Given records:
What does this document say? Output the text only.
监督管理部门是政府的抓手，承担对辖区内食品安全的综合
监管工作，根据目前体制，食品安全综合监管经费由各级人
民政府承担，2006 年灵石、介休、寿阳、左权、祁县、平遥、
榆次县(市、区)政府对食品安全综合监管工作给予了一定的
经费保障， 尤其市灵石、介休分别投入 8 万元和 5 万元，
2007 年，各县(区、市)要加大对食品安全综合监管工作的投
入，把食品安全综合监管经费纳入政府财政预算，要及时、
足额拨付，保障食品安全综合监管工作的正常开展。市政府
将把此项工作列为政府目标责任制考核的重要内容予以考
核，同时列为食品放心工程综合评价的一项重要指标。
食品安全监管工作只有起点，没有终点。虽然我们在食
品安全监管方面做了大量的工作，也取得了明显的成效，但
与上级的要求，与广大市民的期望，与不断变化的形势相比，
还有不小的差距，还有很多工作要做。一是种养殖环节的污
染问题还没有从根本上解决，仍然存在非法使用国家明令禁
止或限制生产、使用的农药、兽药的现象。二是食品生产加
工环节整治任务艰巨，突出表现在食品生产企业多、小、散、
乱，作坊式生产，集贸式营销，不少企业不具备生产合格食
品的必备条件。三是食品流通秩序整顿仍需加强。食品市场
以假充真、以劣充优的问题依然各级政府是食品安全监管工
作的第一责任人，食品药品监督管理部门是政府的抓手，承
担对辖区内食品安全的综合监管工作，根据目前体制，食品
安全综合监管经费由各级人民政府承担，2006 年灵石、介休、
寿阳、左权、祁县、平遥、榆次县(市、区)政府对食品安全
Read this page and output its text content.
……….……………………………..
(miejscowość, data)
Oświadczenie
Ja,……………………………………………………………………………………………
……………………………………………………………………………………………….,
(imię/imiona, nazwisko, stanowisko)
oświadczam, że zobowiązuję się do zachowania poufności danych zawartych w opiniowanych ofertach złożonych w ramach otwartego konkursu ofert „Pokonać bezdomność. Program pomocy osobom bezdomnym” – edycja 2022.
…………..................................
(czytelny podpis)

Exercise instructions:
Reply with nothing but a number: how many lines of the entries above contain the string "text"?

Exercise answer:
2